Copy the lines below character for character, omitting the pictures.

_EXTRACTED MATERIAL_.
++++++++++++++++++++

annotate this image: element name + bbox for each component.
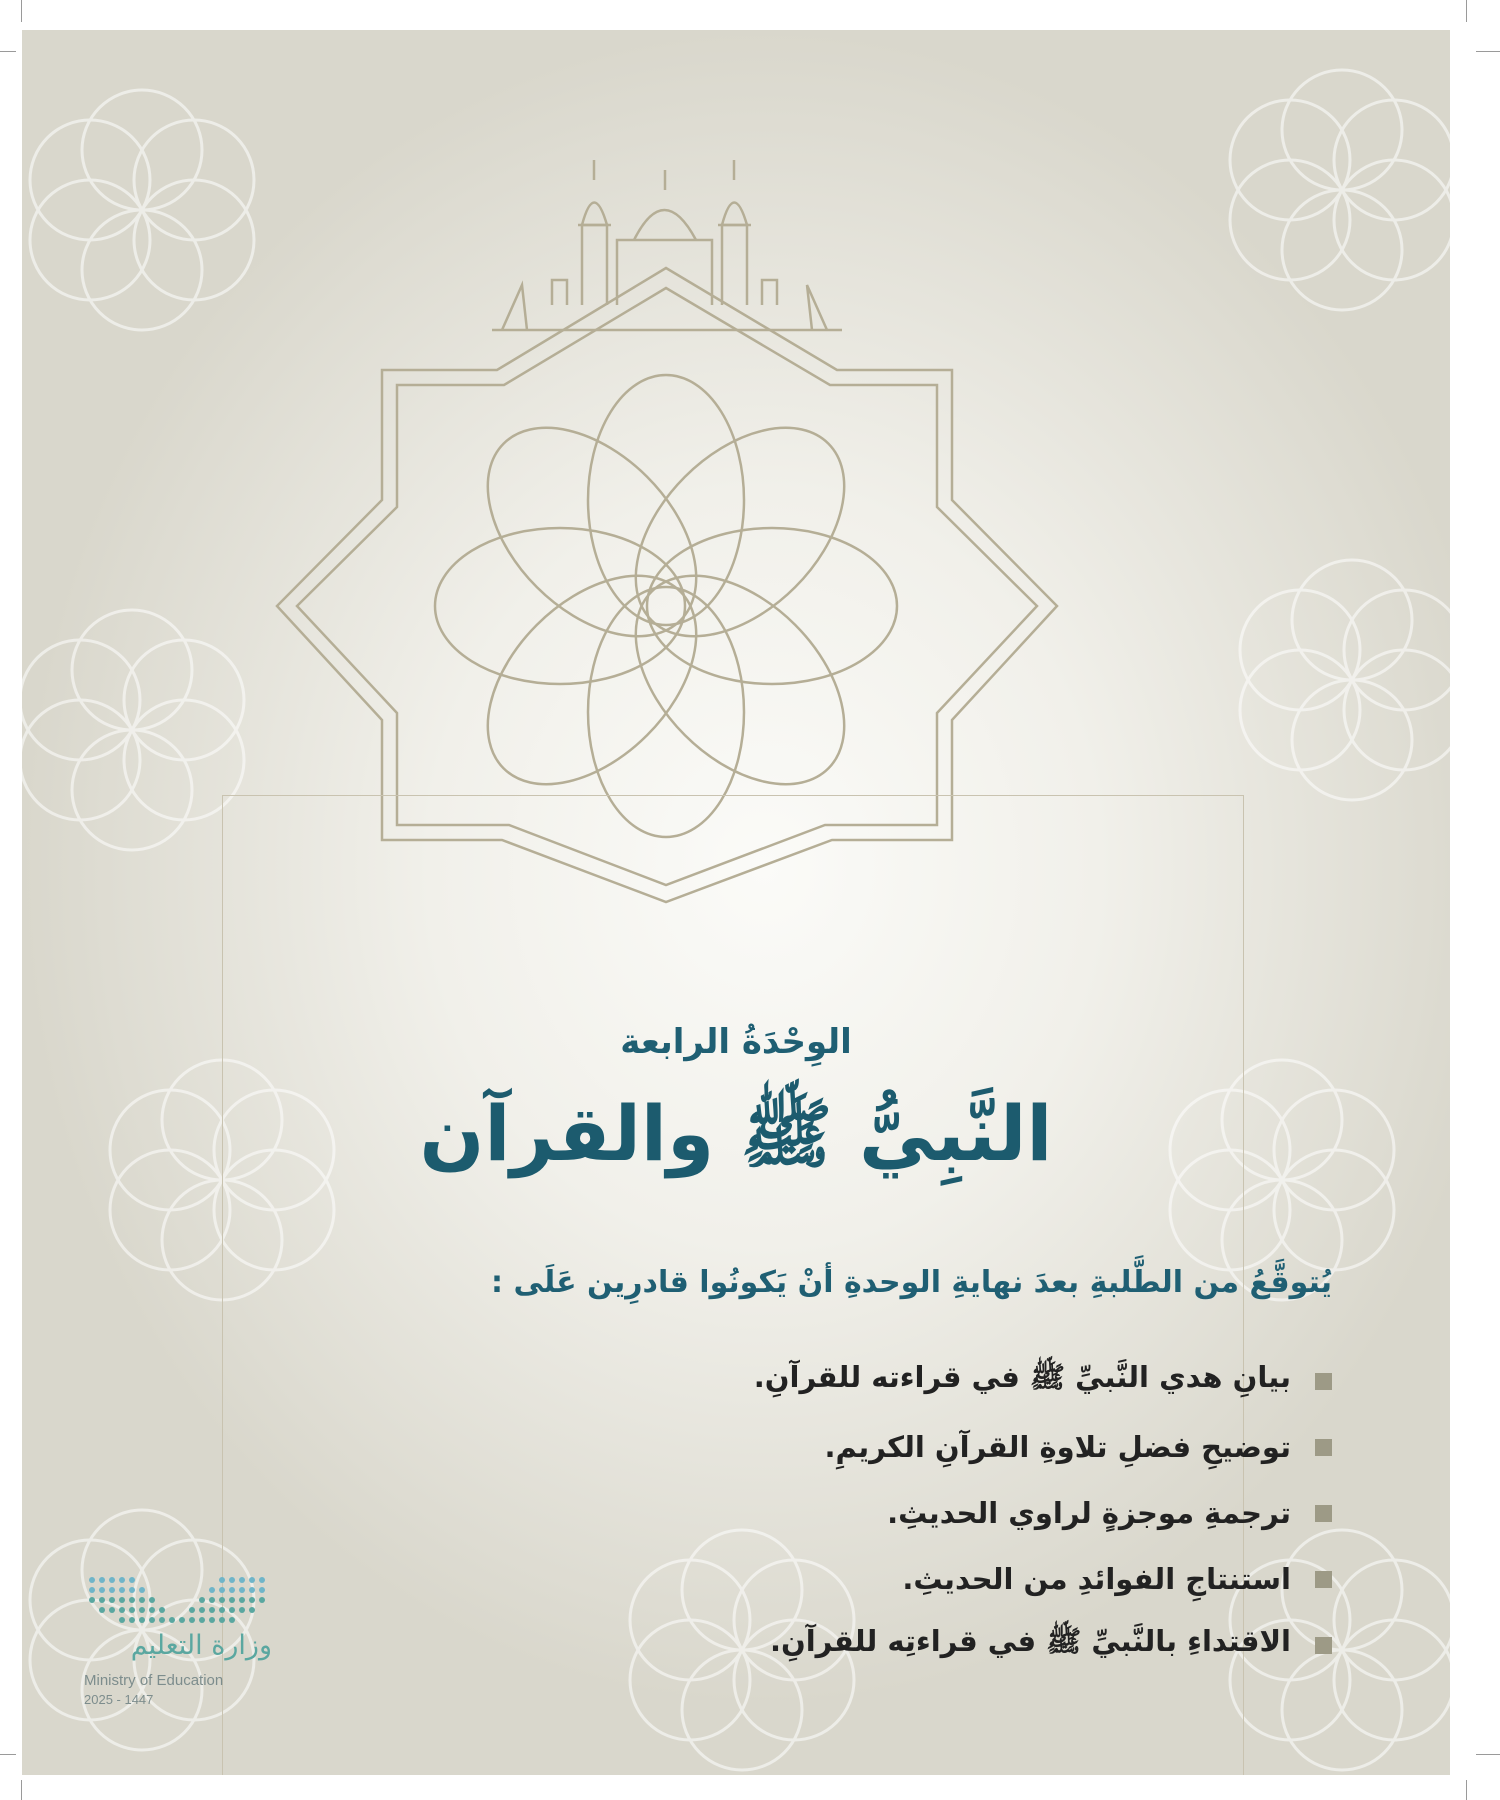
crop-mark: [21, 1780, 22, 1800]
unit-title: النَّبِيُّ ﷺ والقرآن: [419, 1089, 1053, 1178]
objective-text: ترجمةِ موجزةٍ لراوي الحديثِ.: [887, 1496, 1291, 1530]
crop-mark: [1466, 1780, 1467, 1800]
ministry-of-education-logo: [82, 1568, 282, 1738]
crop-mark: [1476, 51, 1500, 52]
crop-mark: [0, 1754, 16, 1755]
dotted-emblem-icon: [82, 1568, 272, 1628]
crop-mark: [1476, 1754, 1500, 1755]
square-bullet-icon: [1315, 1637, 1332, 1654]
book-page: [22, 30, 1450, 1775]
objective-item: [332, 1612, 1332, 1678]
objective-text: الاقتداءِ بالنَّبيِّ ﷺ في قراءتِه للقرآنِ.: [769, 1624, 1291, 1658]
objective-item: [332, 1546, 1332, 1612]
objectives-list: [332, 1348, 1332, 1678]
objective-item: [332, 1414, 1332, 1480]
edition-year: 2025 - 1447: [84, 1692, 154, 1707]
crop-mark: [0, 51, 16, 52]
objective-text: استنتاجِ الفوائدِ من الحديثِ.: [902, 1562, 1291, 1596]
objective-text: توضيحِ فضلِ تلاوةِ القرآنِ الكريمِ.: [824, 1430, 1291, 1464]
ministry-name-arabic: وزارة التعليم: [130, 1630, 272, 1661]
learning-outcomes-intro: يُتوقَّعُ من الطَّلبةِ بعدَ نهايةِ الوحدةِ أنْ يَكونُوا قادرِين عَلَى :: [491, 1265, 1332, 1300]
objective-text: بيانِ هدي النَّبيِّ ﷺ في قراءته للقرآنِ.: [753, 1360, 1291, 1394]
unit-number-label: الوِحْدَةُ الرابعة: [620, 1022, 852, 1062]
square-bullet-icon: [1315, 1505, 1332, 1522]
square-bullet-icon: [1315, 1571, 1332, 1588]
square-bullet-icon: [1315, 1439, 1332, 1456]
objective-item: [332, 1480, 1332, 1546]
square-bullet-icon: [1315, 1373, 1332, 1390]
objective-item: [332, 1348, 1332, 1414]
ministry-name-english: Ministry of Education: [84, 1672, 224, 1689]
crop-mark: [21, 0, 22, 22]
crop-mark: [1466, 0, 1467, 22]
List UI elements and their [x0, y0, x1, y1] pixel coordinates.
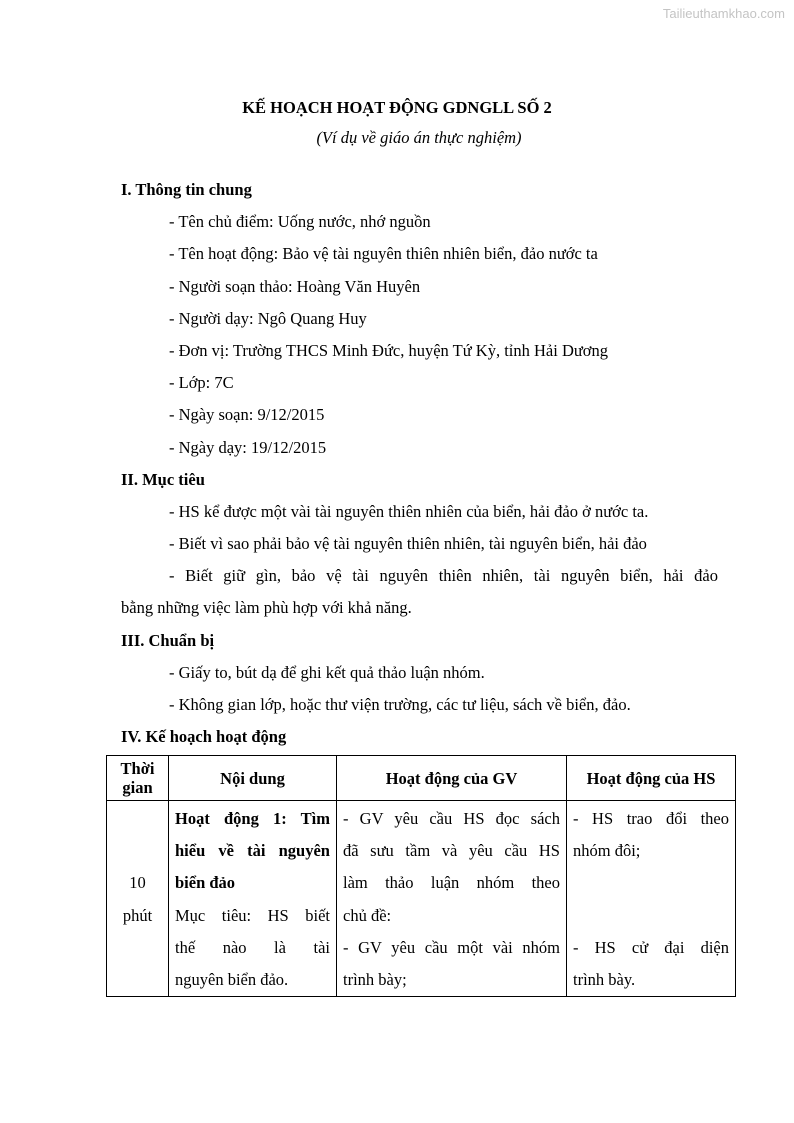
activity-title-line: Hoạt động 1: Tìm: [175, 809, 330, 828]
list-item: - Tên hoạt động: Bảo vệ tài nguyên thiên nhiên biển, đảo nước ta: [169, 244, 598, 264]
list-item: - Đơn vị: Trường THCS Minh Đức, huyện Tứ Kỳ, tỉnh Hải Dương: [169, 340, 609, 360]
section-heading-preparation: III. Chuẩn bị: [121, 630, 215, 650]
list-item: - Biết giữ gìn, bảo vệ tài nguyên thiên nhiên, tài nguyên biển, hải đảo: [169, 566, 718, 586]
objective-line: thế nào là tài: [175, 937, 330, 957]
header-time: [107, 756, 169, 801]
student-line: trình bày.: [573, 969, 636, 989]
activity-title-line: hiểu về tài nguyên: [175, 841, 330, 861]
teacher-line: đã sưu tầm và yêu cầu HS: [343, 841, 560, 861]
list-item-continuation: bằng những việc làm phù hợp với khả năng.: [121, 598, 412, 618]
section-heading-general-info: I. Thông tin chung: [121, 180, 252, 199]
student-line: - HS trao đổi theo: [573, 809, 729, 828]
list-item: - Người soạn thảo: Hoàng Văn Huyên: [169, 276, 421, 296]
header-time-line: gian: [122, 778, 153, 797]
student-line: - HS cử đại diện: [573, 937, 729, 957]
document-subtitle: (Ví dụ về giáo án thực nghiệm): [316, 128, 522, 147]
teacher-line: chủ đề:: [343, 905, 392, 925]
watermark: Tailieuthamkhao.com: [662, 6, 785, 21]
table-header-row: [107, 756, 736, 801]
activity-plan-table: [106, 755, 736, 997]
activity-title-line: biển đảo: [175, 873, 236, 893]
list-item: - Người dạy: Ngô Quang Huy: [169, 308, 367, 328]
student-line: nhóm đôi;: [573, 841, 641, 861]
table-row: [107, 801, 736, 997]
header-teacher-activity: Hoạt động của GV: [337, 756, 567, 801]
time-value: 10: [129, 873, 146, 893]
list-item: - Giấy to, bút dạ để ghi kết quả thảo luận nhóm.: [169, 662, 485, 682]
header-time-line: Thời: [120, 759, 155, 778]
list-item: - Ngày soạn: 9/12/2015: [169, 405, 325, 425]
cell-content: [169, 801, 337, 997]
teacher-line: - GV yêu cầu HS đọc sách: [343, 809, 560, 828]
document-body: [121, 174, 718, 753]
list-item: - Ngày dạy: 19/12/2015: [169, 437, 327, 457]
objective-line: nguyên biển đảo.: [175, 969, 289, 989]
list-item: - Tên chủ điểm: Uống nước, nhớ nguồn: [169, 212, 431, 232]
teacher-line: làm thảo luận nhóm theo: [343, 873, 560, 893]
list-item: - HS kể được một vài tài nguyên thiên nhiên của biển, hải đảo ở nước ta.: [169, 501, 649, 521]
list-item: - Không gian lớp, hoặc thư viện trường, các tư liệu, sách về biển, đảo.: [169, 695, 631, 714]
header-student-activity: Hoạt động của HS: [567, 756, 736, 801]
time-unit: phút: [122, 905, 153, 925]
objective-line: Mục tiêu: HS biết: [175, 905, 330, 925]
document-title: KẾ HOẠCH HOẠT ĐỘNG GDNGLL SỐ 2: [242, 98, 552, 117]
section-heading-activity-plan: IV. Kế hoạch hoạt động: [121, 727, 287, 747]
section-heading-objectives: II. Mục tiêu: [121, 469, 205, 489]
list-item: - Lớp: 7C: [169, 373, 234, 393]
cell-teacher-activity: [337, 801, 567, 997]
header-content: Nội dung: [169, 756, 337, 801]
list-item: - Biết vì sao phải bảo vệ tài nguyên thiên nhiên, tài nguyên biển, hải đảo: [169, 534, 647, 554]
teacher-line: - GV yêu cầu một vài nhóm: [343, 937, 560, 957]
cell-student-activity: [567, 801, 736, 997]
cell-time: [107, 801, 169, 997]
teacher-line: trình bày;: [343, 969, 407, 989]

++++++++++++++++++++

_TASK SOLUTION_.
annotate this image: element name + bbox for each component.
crop-mark: [21, 1780, 22, 1800]
unit-title: النَّبِيُّ ﷺ والقرآن: [419, 1089, 1053, 1178]
objective-text: ترجمةِ موجزةٍ لراوي الحديثِ.: [887, 1496, 1291, 1530]
crop-mark: [1466, 1780, 1467, 1800]
ministry-of-education-logo: [82, 1568, 282, 1738]
crop-mark: [1476, 51, 1500, 52]
crop-mark: [0, 1754, 16, 1755]
dotted-emblem-icon: [82, 1568, 272, 1628]
crop-mark: [1476, 1754, 1500, 1755]
square-bullet-icon: [1315, 1637, 1332, 1654]
book-page: [22, 30, 1450, 1775]
objective-item: [332, 1612, 1332, 1678]
objective-text: الاقتداءِ بالنَّبيِّ ﷺ في قراءتِه للقرآنِ.: [769, 1624, 1291, 1658]
objective-item: [332, 1546, 1332, 1612]
objectives-list: [332, 1348, 1332, 1678]
objective-item: [332, 1414, 1332, 1480]
edition-year: 2025 - 1447: [84, 1692, 154, 1707]
crop-mark: [0, 51, 16, 52]
objective-text: استنتاجِ الفوائدِ من الحديثِ.: [902, 1562, 1291, 1596]
objective-text: توضيحِ فضلِ تلاوةِ القرآنِ الكريمِ.: [824, 1430, 1291, 1464]
ministry-name-arabic: وزارة التعليم: [130, 1630, 272, 1661]
learning-outcomes-intro: يُتوقَّعُ من الطَّلبةِ بعدَ نهايةِ الوحدةِ أنْ يَكونُوا قادرِين عَلَى :: [491, 1265, 1332, 1300]
objective-text: بيانِ هدي النَّبيِّ ﷺ في قراءته للقرآنِ.: [753, 1360, 1291, 1394]
unit-number-label: الوِحْدَةُ الرابعة: [620, 1022, 852, 1062]
square-bullet-icon: [1315, 1505, 1332, 1522]
square-bullet-icon: [1315, 1571, 1332, 1588]
square-bullet-icon: [1315, 1439, 1332, 1456]
objective-item: [332, 1480, 1332, 1546]
square-bullet-icon: [1315, 1373, 1332, 1390]
objective-item: [332, 1348, 1332, 1414]
ministry-name-english: Ministry of Education: [84, 1672, 224, 1689]
crop-mark: [21, 0, 22, 22]
crop-mark: [1466, 0, 1467, 22]
List UI elements and their [x0, y0, x1, y1] pixel coordinates.
activity-title-line: Hoạt động 1: Tìm: [175, 809, 330, 828]
list-item: - Tên hoạt động: Bảo vệ tài nguyên thiên nhiên biển, đảo nước ta: [169, 244, 598, 264]
list-item: - Đơn vị: Trường THCS Minh Đức, huyện Tứ Kỳ, tỉnh Hải Dương: [169, 340, 609, 360]
section-heading-preparation: III. Chuẩn bị: [121, 630, 215, 650]
list-item: - Biết giữ gìn, bảo vệ tài nguyên thiên nhiên, tài nguyên biển, hải đảo: [169, 566, 718, 586]
objective-line: thế nào là tài: [175, 937, 330, 957]
header-time: [107, 756, 169, 801]
student-line: trình bày.: [573, 969, 636, 989]
activity-title-line: hiểu về tài nguyên: [175, 841, 330, 861]
teacher-line: đã sưu tầm và yêu cầu HS: [343, 841, 560, 861]
list-item-continuation: bằng những việc làm phù hợp với khả năng.: [121, 598, 412, 618]
section-heading-general-info: I. Thông tin chung: [121, 180, 252, 199]
student-line: - HS trao đổi theo: [573, 809, 729, 828]
list-item: - Người soạn thảo: Hoàng Văn Huyên: [169, 276, 421, 296]
header-time-line: gian: [122, 778, 153, 797]
student-line: - HS cử đại diện: [573, 937, 729, 957]
document-subtitle: (Ví dụ về giáo án thực nghiệm): [316, 128, 522, 147]
teacher-line: chủ đề:: [343, 905, 392, 925]
watermark: Tailieuthamkhao.com: [662, 6, 785, 21]
table-header-row: [107, 756, 736, 801]
activity-plan-table: [106, 755, 736, 997]
activity-title-line: biển đảo: [175, 873, 236, 893]
list-item: - Người dạy: Ngô Quang Huy: [169, 308, 367, 328]
student-line: nhóm đôi;: [573, 841, 641, 861]
table-row: [107, 801, 736, 997]
header-teacher-activity: Hoạt động của GV: [337, 756, 567, 801]
time-value: 10: [129, 873, 146, 893]
list-item: - Giấy to, bút dạ để ghi kết quả thảo luận nhóm.: [169, 662, 485, 682]
header-time-line: Thời: [120, 759, 155, 778]
list-item: - Ngày soạn: 9/12/2015: [169, 405, 325, 425]
cell-content: [169, 801, 337, 997]
teacher-line: - GV yêu cầu HS đọc sách: [343, 809, 560, 828]
document-body: [121, 174, 718, 753]
list-item: - Ngày dạy: 19/12/2015: [169, 437, 327, 457]
objective-line: nguyên biển đảo.: [175, 969, 289, 989]
list-item: - Tên chủ điểm: Uống nước, nhớ nguồn: [169, 212, 431, 232]
teacher-line: làm thảo luận nhóm theo: [343, 873, 560, 893]
list-item: - HS kể được một vài tài nguyên thiên nhiên của biển, hải đảo ở nước ta.: [169, 501, 649, 521]
list-item: - Không gian lớp, hoặc thư viện trường, các tư liệu, sách về biển, đảo.: [169, 695, 631, 714]
header-student-activity: Hoạt động của HS: [567, 756, 736, 801]
time-unit: phút: [122, 905, 153, 925]
objective-line: Mục tiêu: HS biết: [175, 905, 330, 925]
document-title: KẾ HOẠCH HOẠT ĐỘNG GDNGLL SỐ 2: [242, 98, 552, 117]
section-heading-activity-plan: IV. Kế hoạch hoạt động: [121, 727, 287, 747]
section-heading-objectives: II. Mục tiêu: [121, 469, 205, 489]
list-item: - Lớp: 7C: [169, 373, 234, 393]
cell-teacher-activity: [337, 801, 567, 997]
header-content: Nội dung: [169, 756, 337, 801]
list-item: - Biết vì sao phải bảo vệ tài nguyên thiên nhiên, tài nguyên biển, hải đảo: [169, 534, 647, 554]
teacher-line: - GV yêu cầu một vài nhóm: [343, 937, 560, 957]
cell-student-activity: [567, 801, 736, 997]
cell-time: [107, 801, 169, 997]
teacher-line: trình bày;: [343, 969, 407, 989]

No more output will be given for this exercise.